» Exercise objective: Where the string "vůbec" occurs in the material below, report the whole line.

---- Data supplied

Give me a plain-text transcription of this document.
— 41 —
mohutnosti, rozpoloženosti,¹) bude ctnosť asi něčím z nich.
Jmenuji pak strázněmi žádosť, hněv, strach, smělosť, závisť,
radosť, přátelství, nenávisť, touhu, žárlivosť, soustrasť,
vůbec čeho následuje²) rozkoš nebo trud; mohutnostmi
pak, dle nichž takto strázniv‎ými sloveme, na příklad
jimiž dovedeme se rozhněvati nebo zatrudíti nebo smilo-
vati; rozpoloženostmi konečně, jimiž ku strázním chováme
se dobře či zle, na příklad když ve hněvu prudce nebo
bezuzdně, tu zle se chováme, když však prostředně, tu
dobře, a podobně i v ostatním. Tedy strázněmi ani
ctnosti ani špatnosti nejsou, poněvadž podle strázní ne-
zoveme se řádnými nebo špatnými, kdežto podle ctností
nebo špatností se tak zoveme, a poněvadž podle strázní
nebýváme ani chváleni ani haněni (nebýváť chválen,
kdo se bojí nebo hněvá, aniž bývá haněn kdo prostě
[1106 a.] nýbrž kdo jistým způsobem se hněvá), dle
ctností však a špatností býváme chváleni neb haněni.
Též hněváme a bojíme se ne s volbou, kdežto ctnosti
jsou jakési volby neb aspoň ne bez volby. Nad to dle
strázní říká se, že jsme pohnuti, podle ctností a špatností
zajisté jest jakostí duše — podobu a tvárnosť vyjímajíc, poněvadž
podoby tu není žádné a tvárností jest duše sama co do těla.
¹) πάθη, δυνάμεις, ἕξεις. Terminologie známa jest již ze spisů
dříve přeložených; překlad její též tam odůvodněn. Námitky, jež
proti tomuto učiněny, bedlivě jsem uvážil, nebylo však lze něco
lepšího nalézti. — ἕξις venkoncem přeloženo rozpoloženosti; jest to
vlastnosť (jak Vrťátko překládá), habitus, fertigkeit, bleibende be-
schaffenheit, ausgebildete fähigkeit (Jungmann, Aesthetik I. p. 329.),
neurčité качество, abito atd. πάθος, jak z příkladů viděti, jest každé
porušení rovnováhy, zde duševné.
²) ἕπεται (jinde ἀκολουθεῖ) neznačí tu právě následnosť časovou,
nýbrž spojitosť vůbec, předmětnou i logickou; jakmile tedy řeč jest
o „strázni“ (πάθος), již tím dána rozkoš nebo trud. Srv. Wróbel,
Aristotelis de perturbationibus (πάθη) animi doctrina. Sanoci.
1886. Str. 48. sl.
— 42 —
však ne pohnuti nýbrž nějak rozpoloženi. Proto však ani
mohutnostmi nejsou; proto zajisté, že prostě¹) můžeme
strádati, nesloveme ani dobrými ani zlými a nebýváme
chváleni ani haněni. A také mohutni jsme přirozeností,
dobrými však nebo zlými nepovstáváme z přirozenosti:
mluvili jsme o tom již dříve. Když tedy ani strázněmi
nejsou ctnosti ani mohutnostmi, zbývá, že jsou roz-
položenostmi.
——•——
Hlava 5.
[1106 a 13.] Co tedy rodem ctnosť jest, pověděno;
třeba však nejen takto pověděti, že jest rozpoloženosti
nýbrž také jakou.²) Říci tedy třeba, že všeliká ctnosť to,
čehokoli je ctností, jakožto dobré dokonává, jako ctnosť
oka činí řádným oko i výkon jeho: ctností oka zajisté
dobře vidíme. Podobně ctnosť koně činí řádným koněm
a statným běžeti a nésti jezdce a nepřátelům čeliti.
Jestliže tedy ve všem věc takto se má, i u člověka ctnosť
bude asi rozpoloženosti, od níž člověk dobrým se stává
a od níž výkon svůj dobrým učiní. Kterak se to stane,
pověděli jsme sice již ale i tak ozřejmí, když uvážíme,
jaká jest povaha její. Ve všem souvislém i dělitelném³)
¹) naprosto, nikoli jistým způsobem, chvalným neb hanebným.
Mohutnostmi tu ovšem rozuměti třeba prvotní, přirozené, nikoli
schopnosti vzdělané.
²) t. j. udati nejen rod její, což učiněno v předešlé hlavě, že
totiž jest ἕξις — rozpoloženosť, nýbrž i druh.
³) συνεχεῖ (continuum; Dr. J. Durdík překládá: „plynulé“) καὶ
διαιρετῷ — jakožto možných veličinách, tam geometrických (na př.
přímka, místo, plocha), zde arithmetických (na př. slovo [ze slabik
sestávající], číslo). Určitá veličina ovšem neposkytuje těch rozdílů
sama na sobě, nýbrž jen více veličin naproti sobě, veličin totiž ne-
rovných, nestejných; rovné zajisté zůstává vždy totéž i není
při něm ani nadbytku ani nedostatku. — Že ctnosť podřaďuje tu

--------

» Finished exercise:
vůbec čeho následuje²) rozkoš nebo trud; mohutnostmi
nýbrž spojitosť vůbec, předmětnou i logickou; jakmile tedy řeč jest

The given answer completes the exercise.